§ **REQUIREMENT**
Update everything from the start of the material down to the line containing "config-row: •Audio Balanced", changing "jumper-label" to "jumper-id" and leaving the rest as it stands.

§ **EXTRACTED MATERIAL**
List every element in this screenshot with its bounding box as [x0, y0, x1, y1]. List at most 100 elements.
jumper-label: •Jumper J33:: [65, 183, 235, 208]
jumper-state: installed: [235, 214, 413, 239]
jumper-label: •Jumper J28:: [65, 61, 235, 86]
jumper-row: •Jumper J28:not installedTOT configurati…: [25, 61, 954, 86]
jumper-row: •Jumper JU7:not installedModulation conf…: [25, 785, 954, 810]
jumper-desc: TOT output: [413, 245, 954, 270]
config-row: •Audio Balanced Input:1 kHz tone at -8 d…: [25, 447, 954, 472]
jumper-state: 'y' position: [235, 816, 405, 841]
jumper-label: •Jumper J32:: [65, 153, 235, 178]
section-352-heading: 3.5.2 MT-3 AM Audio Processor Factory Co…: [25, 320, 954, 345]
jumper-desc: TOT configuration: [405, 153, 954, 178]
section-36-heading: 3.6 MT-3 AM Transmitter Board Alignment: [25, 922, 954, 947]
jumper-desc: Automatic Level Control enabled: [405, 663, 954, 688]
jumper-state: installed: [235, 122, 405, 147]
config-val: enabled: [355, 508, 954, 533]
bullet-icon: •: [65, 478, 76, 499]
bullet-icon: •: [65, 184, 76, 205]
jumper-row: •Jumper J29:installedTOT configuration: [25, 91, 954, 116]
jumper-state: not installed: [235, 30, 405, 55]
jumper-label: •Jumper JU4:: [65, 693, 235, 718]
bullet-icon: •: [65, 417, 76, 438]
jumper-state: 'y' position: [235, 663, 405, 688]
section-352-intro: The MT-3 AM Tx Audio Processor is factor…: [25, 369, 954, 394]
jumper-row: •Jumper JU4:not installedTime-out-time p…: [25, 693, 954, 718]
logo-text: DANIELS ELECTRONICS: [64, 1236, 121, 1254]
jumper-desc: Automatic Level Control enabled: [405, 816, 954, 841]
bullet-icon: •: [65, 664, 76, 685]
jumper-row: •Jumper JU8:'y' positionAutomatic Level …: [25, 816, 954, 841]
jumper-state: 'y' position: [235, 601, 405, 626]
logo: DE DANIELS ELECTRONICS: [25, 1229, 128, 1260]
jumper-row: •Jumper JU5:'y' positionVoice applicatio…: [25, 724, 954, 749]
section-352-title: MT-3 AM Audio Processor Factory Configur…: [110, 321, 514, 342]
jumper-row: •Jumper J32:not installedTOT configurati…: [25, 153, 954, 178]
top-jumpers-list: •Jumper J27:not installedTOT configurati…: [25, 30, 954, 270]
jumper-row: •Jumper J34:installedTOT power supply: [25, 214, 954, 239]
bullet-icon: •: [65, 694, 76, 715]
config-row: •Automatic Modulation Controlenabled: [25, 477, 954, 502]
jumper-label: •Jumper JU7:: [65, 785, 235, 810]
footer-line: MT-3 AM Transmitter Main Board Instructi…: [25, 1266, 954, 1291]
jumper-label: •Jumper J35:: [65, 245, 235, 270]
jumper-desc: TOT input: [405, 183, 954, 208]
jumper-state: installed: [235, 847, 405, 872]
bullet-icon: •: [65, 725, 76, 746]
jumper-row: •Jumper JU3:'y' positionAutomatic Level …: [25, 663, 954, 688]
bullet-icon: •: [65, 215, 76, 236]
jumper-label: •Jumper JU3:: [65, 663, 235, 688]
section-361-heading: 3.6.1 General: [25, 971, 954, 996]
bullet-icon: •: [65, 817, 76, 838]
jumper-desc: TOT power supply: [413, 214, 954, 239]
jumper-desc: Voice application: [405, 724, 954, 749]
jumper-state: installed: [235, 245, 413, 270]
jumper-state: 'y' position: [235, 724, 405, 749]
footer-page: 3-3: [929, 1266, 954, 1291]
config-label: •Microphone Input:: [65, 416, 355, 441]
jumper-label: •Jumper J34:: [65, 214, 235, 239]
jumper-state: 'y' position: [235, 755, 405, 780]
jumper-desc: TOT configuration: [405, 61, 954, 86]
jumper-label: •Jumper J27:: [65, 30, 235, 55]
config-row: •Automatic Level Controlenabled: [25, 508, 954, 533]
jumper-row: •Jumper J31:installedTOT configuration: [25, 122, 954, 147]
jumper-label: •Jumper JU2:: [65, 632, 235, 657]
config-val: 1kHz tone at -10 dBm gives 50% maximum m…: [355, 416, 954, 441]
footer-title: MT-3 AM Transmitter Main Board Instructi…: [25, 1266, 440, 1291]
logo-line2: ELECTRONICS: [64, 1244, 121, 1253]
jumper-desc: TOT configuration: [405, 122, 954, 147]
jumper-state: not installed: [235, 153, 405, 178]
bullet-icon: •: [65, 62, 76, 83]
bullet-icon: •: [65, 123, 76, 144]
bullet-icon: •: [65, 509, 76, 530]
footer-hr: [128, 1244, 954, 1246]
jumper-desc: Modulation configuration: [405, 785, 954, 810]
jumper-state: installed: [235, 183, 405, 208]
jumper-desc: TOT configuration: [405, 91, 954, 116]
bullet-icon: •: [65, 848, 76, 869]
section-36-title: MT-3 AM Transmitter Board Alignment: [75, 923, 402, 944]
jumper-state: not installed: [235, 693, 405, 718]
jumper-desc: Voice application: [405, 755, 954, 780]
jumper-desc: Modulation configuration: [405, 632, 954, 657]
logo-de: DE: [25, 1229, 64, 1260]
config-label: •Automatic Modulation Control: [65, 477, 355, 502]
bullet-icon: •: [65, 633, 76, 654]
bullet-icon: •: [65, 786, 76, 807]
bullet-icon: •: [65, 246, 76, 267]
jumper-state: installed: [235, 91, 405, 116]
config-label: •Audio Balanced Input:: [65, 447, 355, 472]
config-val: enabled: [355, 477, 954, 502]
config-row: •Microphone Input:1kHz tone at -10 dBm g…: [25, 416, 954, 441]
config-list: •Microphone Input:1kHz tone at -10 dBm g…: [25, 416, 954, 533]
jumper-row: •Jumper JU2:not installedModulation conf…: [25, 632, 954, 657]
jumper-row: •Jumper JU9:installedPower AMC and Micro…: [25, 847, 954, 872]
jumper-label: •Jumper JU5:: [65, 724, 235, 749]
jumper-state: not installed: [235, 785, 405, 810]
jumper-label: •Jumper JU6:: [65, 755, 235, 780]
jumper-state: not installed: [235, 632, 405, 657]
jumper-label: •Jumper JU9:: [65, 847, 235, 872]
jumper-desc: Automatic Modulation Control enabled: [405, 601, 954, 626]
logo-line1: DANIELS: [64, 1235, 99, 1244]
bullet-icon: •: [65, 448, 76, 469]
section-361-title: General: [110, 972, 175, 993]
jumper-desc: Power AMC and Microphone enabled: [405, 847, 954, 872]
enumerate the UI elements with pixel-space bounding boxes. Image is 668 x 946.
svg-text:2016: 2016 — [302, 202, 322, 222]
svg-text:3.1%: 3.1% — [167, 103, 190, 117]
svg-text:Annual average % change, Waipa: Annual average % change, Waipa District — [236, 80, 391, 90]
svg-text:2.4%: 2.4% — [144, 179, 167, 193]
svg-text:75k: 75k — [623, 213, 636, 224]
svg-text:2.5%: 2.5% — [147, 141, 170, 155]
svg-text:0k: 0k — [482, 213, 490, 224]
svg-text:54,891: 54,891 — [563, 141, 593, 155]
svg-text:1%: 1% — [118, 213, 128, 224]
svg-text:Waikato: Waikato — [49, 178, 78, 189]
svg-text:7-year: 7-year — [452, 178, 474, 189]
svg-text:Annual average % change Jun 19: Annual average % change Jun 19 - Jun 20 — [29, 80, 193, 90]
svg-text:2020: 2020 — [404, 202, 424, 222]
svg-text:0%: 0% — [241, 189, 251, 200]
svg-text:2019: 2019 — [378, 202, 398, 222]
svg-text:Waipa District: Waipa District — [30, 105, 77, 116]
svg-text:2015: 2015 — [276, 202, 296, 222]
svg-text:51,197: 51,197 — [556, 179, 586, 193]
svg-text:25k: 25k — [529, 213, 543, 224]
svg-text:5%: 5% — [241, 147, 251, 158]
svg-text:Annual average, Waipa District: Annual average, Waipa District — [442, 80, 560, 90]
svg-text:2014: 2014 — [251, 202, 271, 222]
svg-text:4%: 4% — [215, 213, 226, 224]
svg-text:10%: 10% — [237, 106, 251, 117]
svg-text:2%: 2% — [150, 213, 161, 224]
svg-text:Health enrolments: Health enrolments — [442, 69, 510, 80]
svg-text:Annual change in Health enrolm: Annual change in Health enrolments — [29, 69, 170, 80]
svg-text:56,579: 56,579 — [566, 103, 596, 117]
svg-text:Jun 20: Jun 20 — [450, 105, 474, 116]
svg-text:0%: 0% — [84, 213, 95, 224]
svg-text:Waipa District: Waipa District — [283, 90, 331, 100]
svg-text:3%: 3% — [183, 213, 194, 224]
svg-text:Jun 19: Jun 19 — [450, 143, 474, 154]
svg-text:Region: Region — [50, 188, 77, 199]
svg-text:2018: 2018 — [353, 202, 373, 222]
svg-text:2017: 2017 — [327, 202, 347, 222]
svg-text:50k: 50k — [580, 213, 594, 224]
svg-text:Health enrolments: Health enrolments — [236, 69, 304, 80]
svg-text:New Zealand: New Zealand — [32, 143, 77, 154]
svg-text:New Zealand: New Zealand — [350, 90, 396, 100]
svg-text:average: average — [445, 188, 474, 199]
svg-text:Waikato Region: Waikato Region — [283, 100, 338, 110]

§ **RESULT**
List every element in this screenshot with its bounding box as [x0, y0, x1, y1]. List at most 100 elements.
jumper-id: •Jumper J33:: [65, 183, 235, 208]
jumper-state: installed: [235, 214, 413, 239]
jumper-id: •Jumper J28:: [65, 61, 235, 86]
jumper-row: •Jumper J28:not installedTOT configurati…: [25, 61, 954, 86]
jumper-row: •Jumper JU7:not installedModulation conf…: [25, 785, 954, 810]
jumper-desc: TOT output: [413, 245, 954, 270]
config-row: •Audio Balanced Input:1 kHz tone at -8 d…: [25, 447, 954, 472]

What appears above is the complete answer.